_Problem requirements_
Pull every line of the entries that has the word "These".

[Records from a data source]
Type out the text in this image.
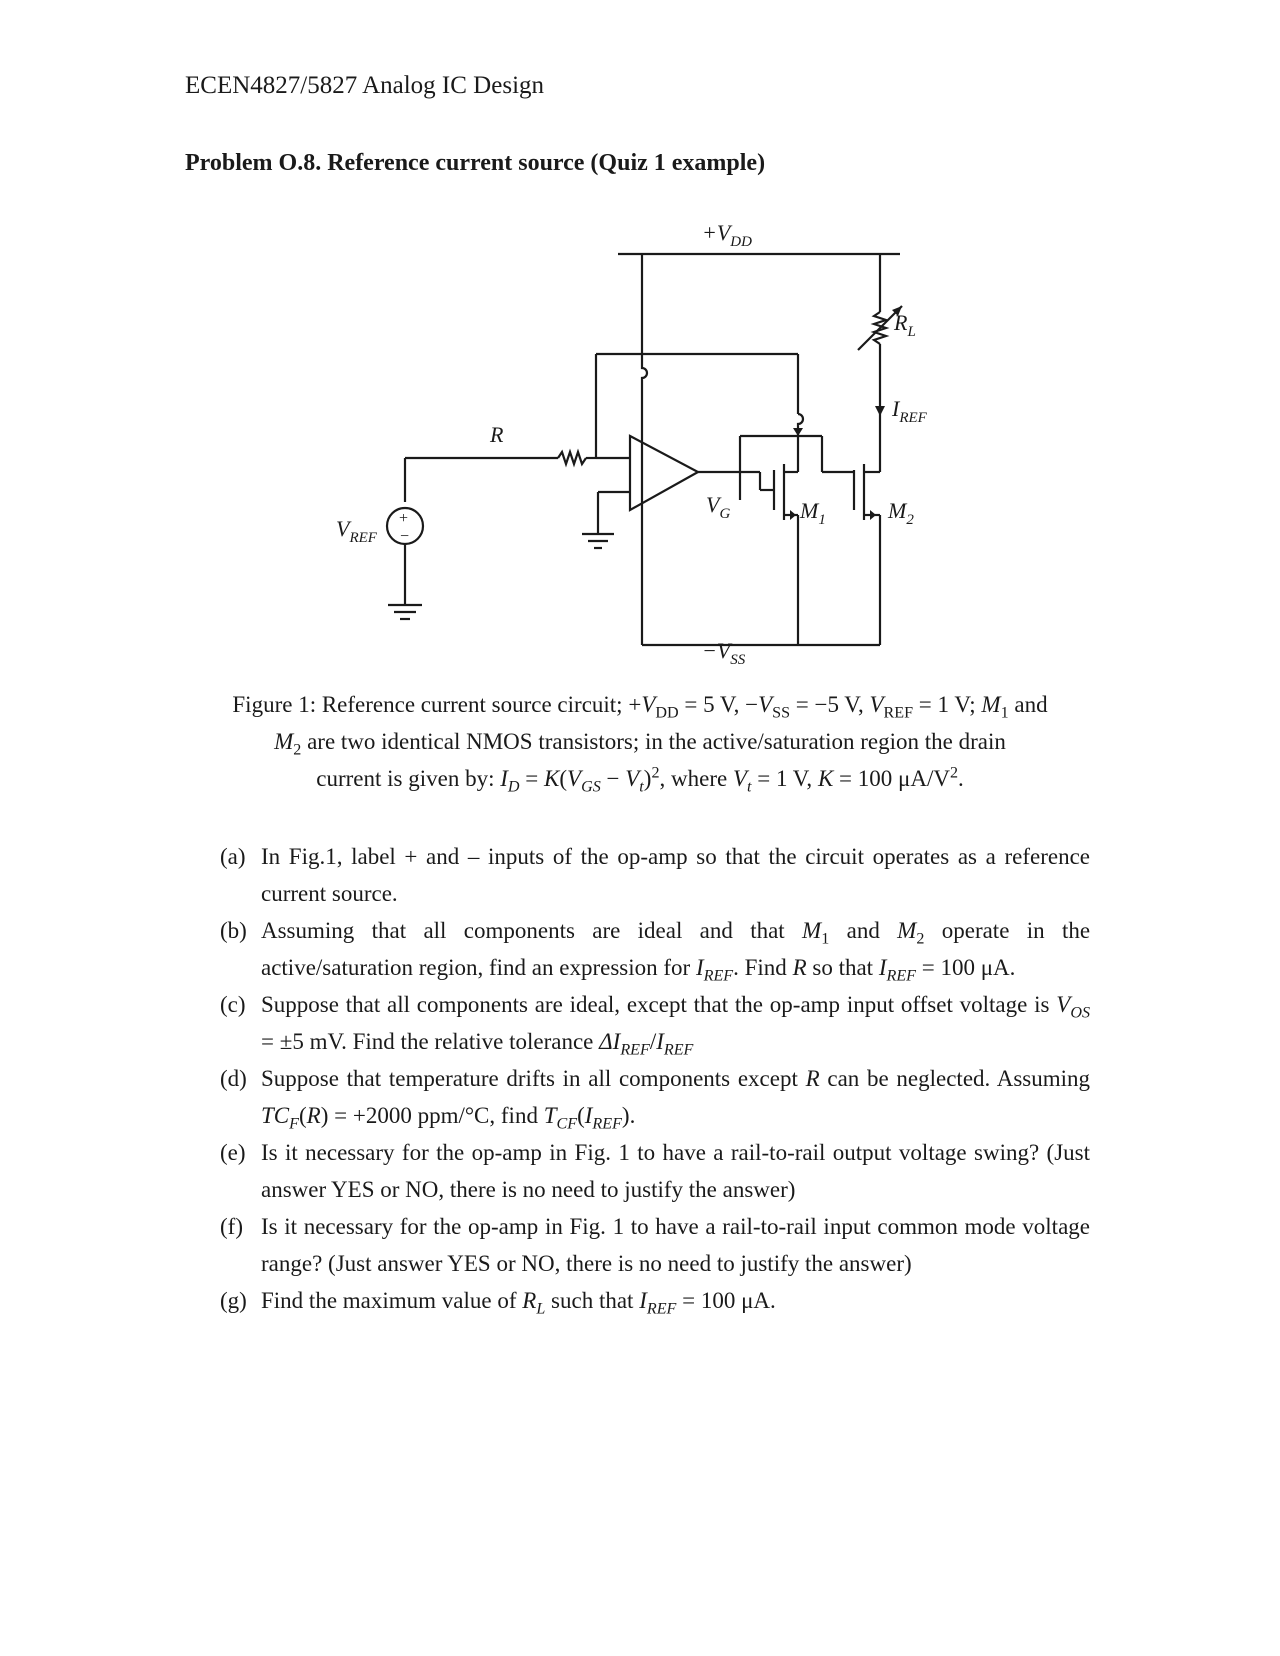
ECEN4827/5827 Analog IC Design
Problem O.8. Reference current source (Quiz 1 example)
$+V_{DD}$
$-V_{SS}$
$R_L$
$I_{REF}$
R
$V_G$	$M_1$	$M_2$
$V_{REF}$
+
−
Figure 1: Reference current source circuit; $+V_{DD} = 5$ V, $-V_{SS} = -5$ V, $V_{REF} = 1$ V; $M_1$ and
$M_2$ are two identical NMOS transistors; in the active/saturation region the drain
current is given by: $I_D = K(V_{GS} - V_t)^2$, where $V_t = 1$ V, K = 100 $\mu A/V^2$.
(a) In Fig.1, label + and – inputs of the op-amp so that the circuit operates as a reference current source.
(b) Assuming that all components are ideal and that $M_1$ and $M_2$ operate in the active/saturation region, find an expression for $I_{REF}$. Find R so that $I_{REF} = 100$ μA.
(c) Suppose that all components are ideal, except that the op-amp input offset voltage is $V_{OS} = \pm 5$ mV. Find the relative tolerance $\Delta I_{REF}/I_{REF}$
(d) Suppose that temperature drifts in all components except R can be neglected. Assuming $TC_F(R) = +2000$ ppm/°C, find $T_{CF}(I_{REF})$.
(e) Is it necessary for the op-amp in Fig. 1 to have a rail-to-rail output voltage swing? (Just answer YES or NO, there is no need to justify the answer)
(f) Is it necessary for the op-amp in Fig. 1 to have a rail-to-rail input common mode voltage range? (Just answer YES or NO, there is no need to justify the answer)
(g) Find the maximum value of $R_L$ such that $I_{REF} = 100$ μA.
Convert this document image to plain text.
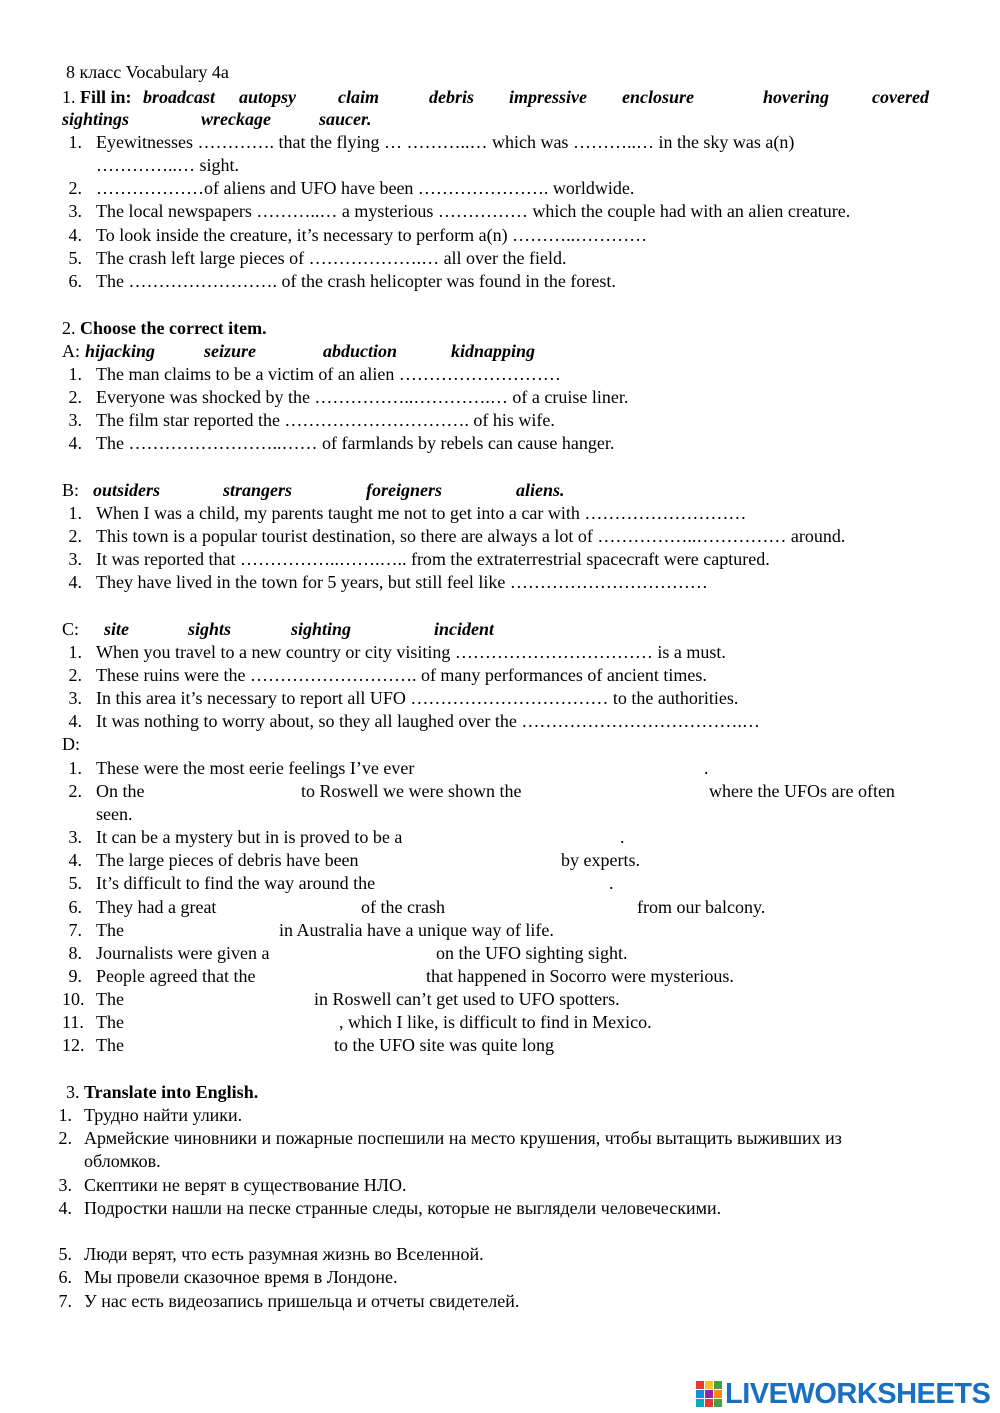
8 класс Vocabulary 4a
1. Fill in: broadcast autopsy claim	debris impressive enclosure	hovering covered
sightings	wreckage	saucer.
1. Eyewitnesses …………. that the flying … ………..… which was ………..… in the sky was a(n)
…………..… sight.
2. ………………of aliens and UFO have been …………………. worldwide.
3. The local newspapers ………..… a mysterious …………… which the couple had with an alien creature.
4. To look inside the creature, it’s necessary to perform a(n) ………..…………
5. The crash left large pieces of ……………….… all over the field.
6. The ……………………. of the crash helicopter was found in the forest.
2. Choose the correct item.
A: hijacking	seizure	abduction	kidnapping
1. The man claims to be a victim of an alien ………………………
2. Everyone was shocked by the ……………..………….… of a cruise liner.
3. The film star reported the …………………………. of his wife.
4. The ……………………..…… of farmlands by rebels can cause hanger.
B: outsiders	strangers	foreigners	aliens.
1. When I was a child, my parents taught me not to get into a car with ………………………
2. This town is a popular tourist destination, so there are always a lot of ……………..…………… around.
3. It was reported that ……………..…….….. from the extraterrestrial spacecraft were captured.
4. They have lived in the town for 5 years, but still feel like ……………………………
C: site	sights	sighting	incident
1. When you travel to a new country or city visiting …………………………… is a must.
2. These ruins were the ………………………. of many performances of ancient times.
3. In this area it’s necessary to report all UFO …………………………… to the authorities.
4. It was nothing to worry about, so they all laughed over the ……………………………….…
D:
1. These were the most eerie feelings I’ve ever	.
2. On the	to Roswell we were shown the	where the UFOs are often
seen.
3. It can be a mystery but in is proved to be a	.
4. The large pieces of debris have been	by experts.
5. It’s difficult to find the way around the	.
6. They had a great	of the crash	from our balcony.
7. The	in Australia have a unique way of life.
8. Journalists were given a	on the UFO sighting sight.
9. People agreed that the	that happened in Socorro were mysterious.
10. The	in Roswell can’t get used to UFO spotters.
11. The	, which I like, is difficult to find in Mexico.
12. The	to the UFO site was quite long
3. Translate into English.
1. Трудно найти улики.
2. Армейские чиновники и пожарные поспешили на место крушения, чтобы вытащить выживших из
обломков.
3. Скептики не верят в существование НЛО.
4. Подростки нашли на песке странные следы, которые не выглядели человеческими.
5. Люди верят, что есть разумная жизнь во Вселенной.
6. Мы провели сказочное время в Лондоне.
7. У нас есть видеозапись пришельца и отчеты свидетелей.
LIVEWORKSHEETS
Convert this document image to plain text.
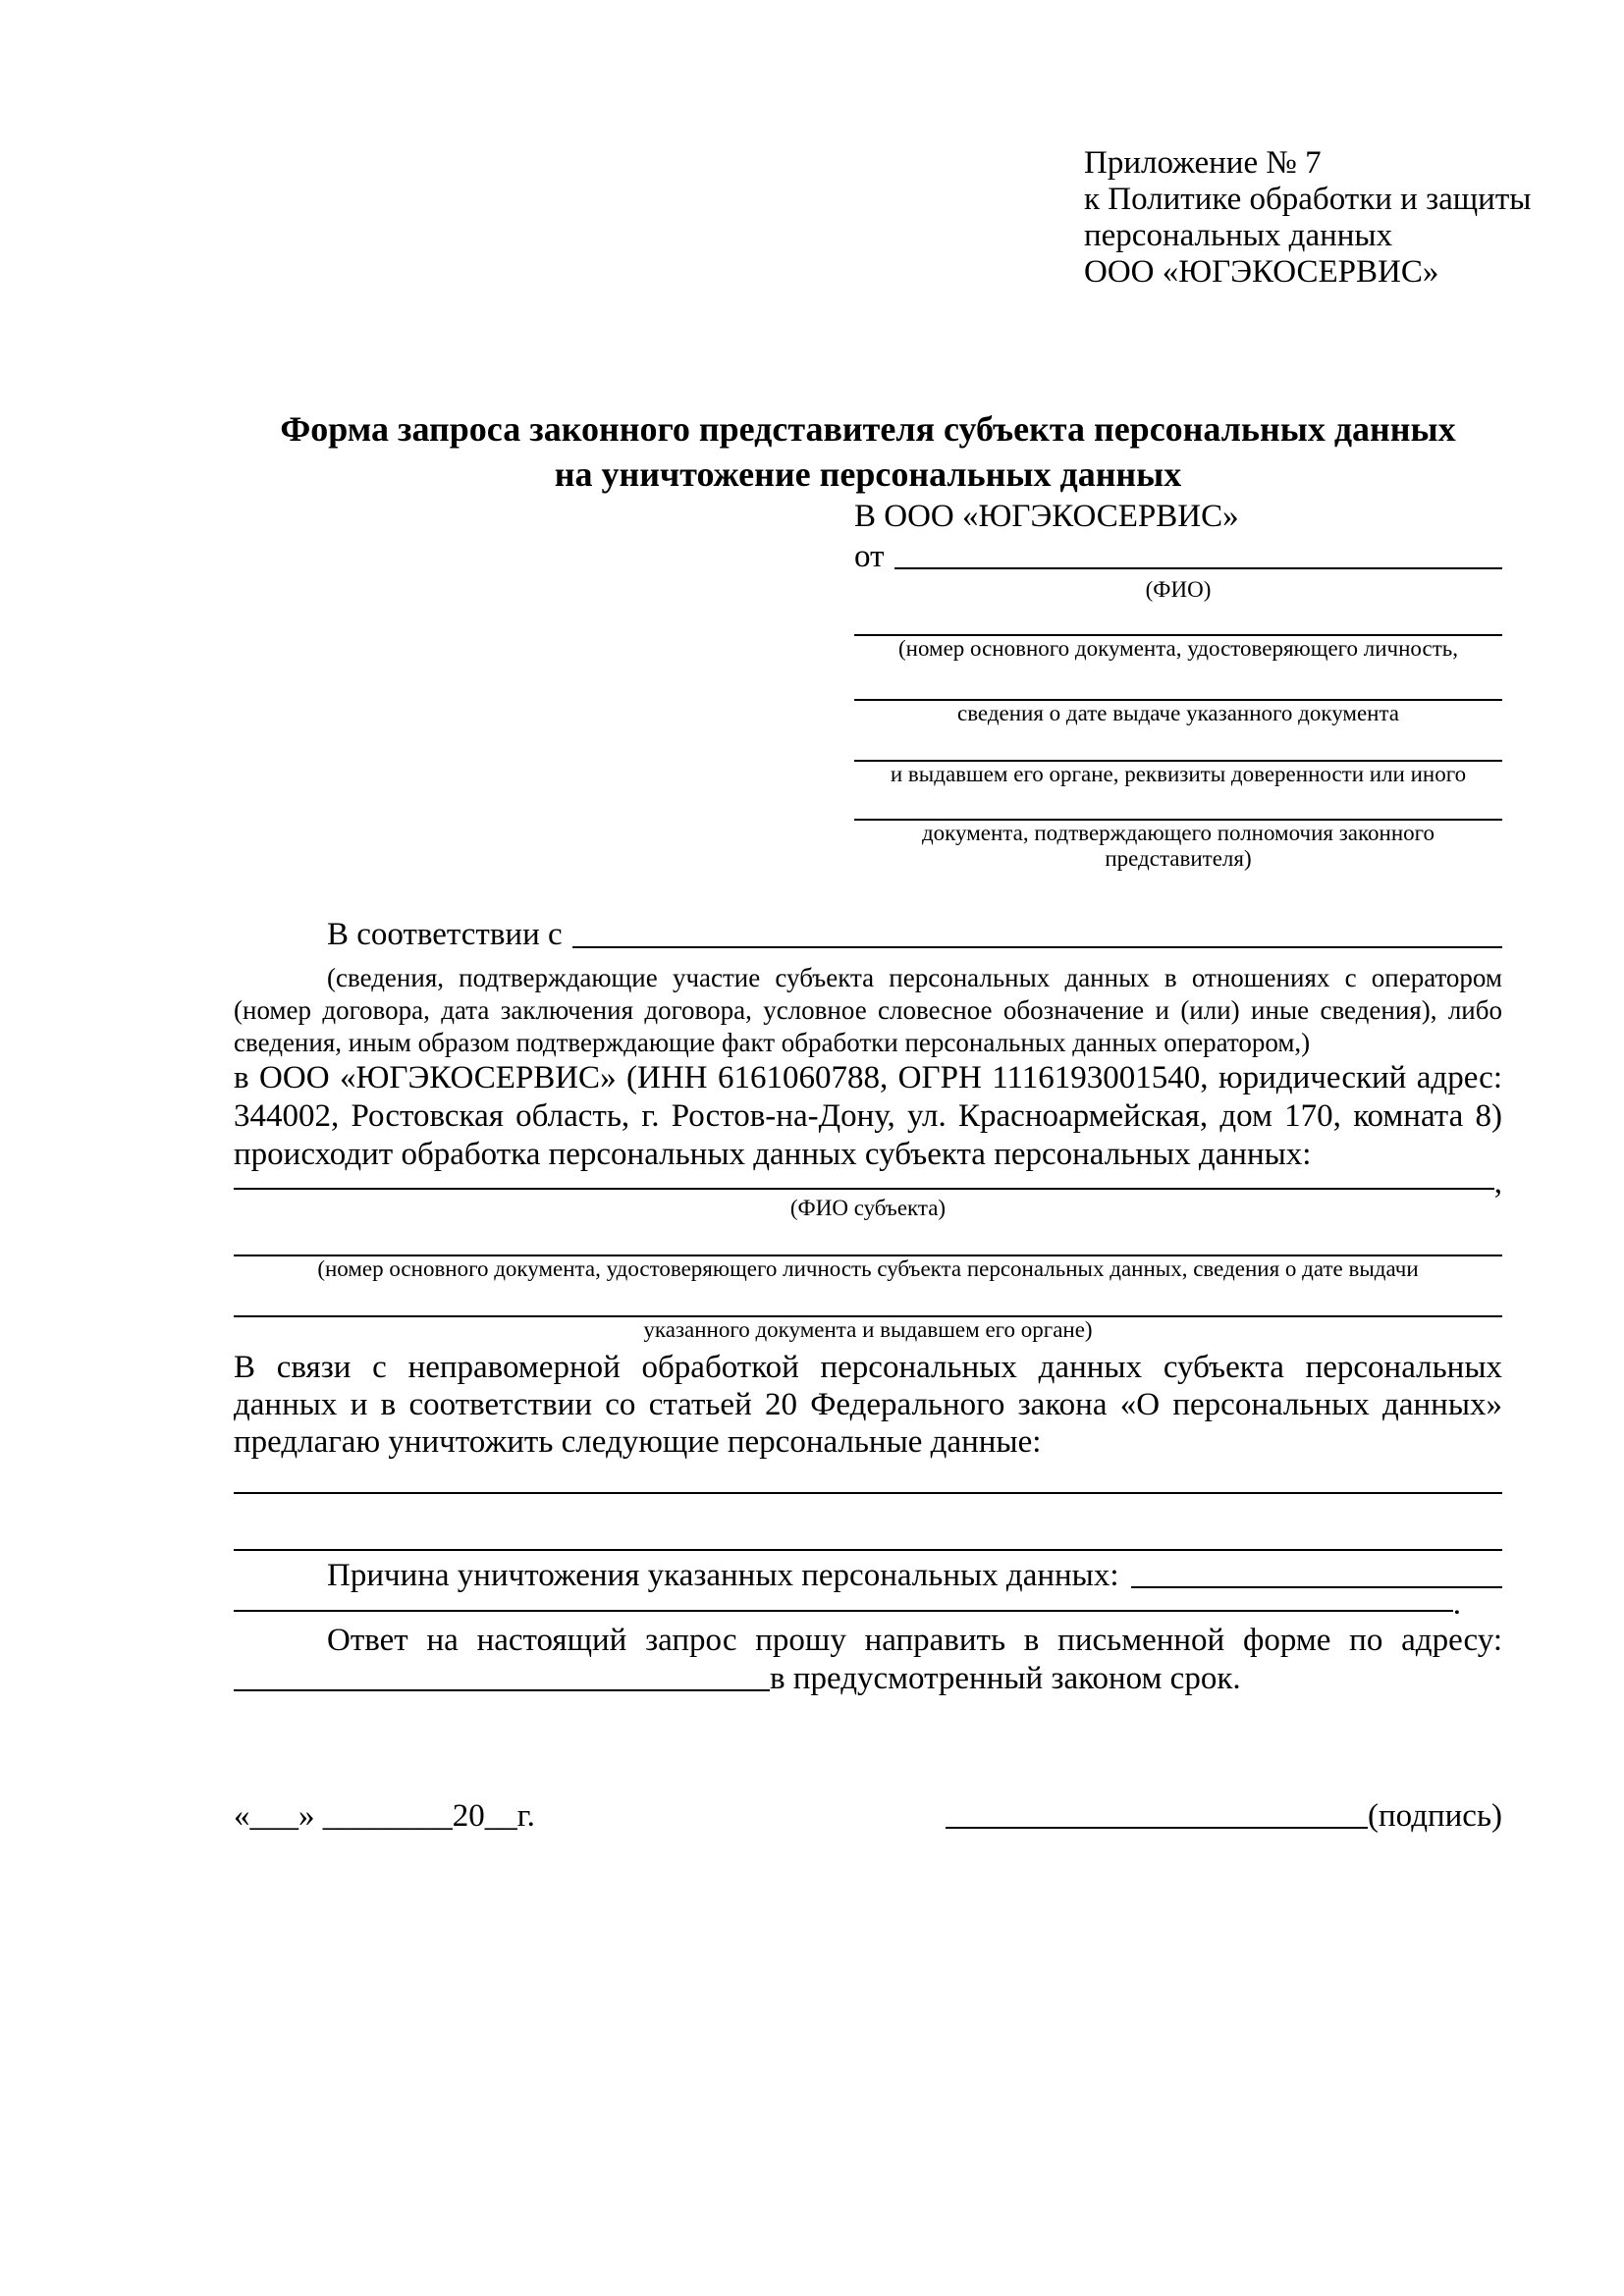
Приложение № 7
к Политике обработки и защиты
персональных данных
ООО «ЮГЭКОСЕРВИС»
Форма запроса законного представителя субъекта персональных данных
на уничтожение персональных данных
В ООО «ЮГЭКОСЕРВИС»
от
(ФИО)
(номер основного документа, удостоверяющего личность,
сведения о дате выдаче указанного документа
и выдавшем его органе, реквизиты доверенности или иного
документа, подтверждающего полномочия законного представителя)
В соответствии с
(сведения, подтверждающие участие субъекта персональных данных в отношениях с оператором (номер договора, дата заключения договора, условное словесное обозначение и (или) иные сведения), либо сведения, иным образом подтверждающие факт обработки персональных данных оператором,)
в ООО «ЮГЭКОСЕРВИС» (ИНН 6161060788, ОГРН 1116193001540, юридический адрес: 344002, Ростовская область, г. Ростов-на-Дону, ул. Красноармейская, дом 170, комната 8) происходит обработка персональных данных субъекта персональных данных:
,
(ФИО субъекта)
(номер основного документа, удостоверяющего личность субъекта персональных данных, сведения о дате выдачи
указанного документа и выдавшем его органе)
В связи с неправомерной обработкой персональных данных субъекта персональных данных и в соответствии со статьей 20 Федерального закона «О персональных данных» предлагаю уничтожить следующие персональные данные:
Причина уничтожения указанных персональных данных:
.
Ответ на настоящий запрос прошу направить в письменной форме по адресу:
в предусмотренный законом срок.
«___» ________20__г.	(подпись)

_The completed task_
2. These ruins were the ………………………. of many performances of ancient times.
1. These were the most eerie feelings I’ve ever	.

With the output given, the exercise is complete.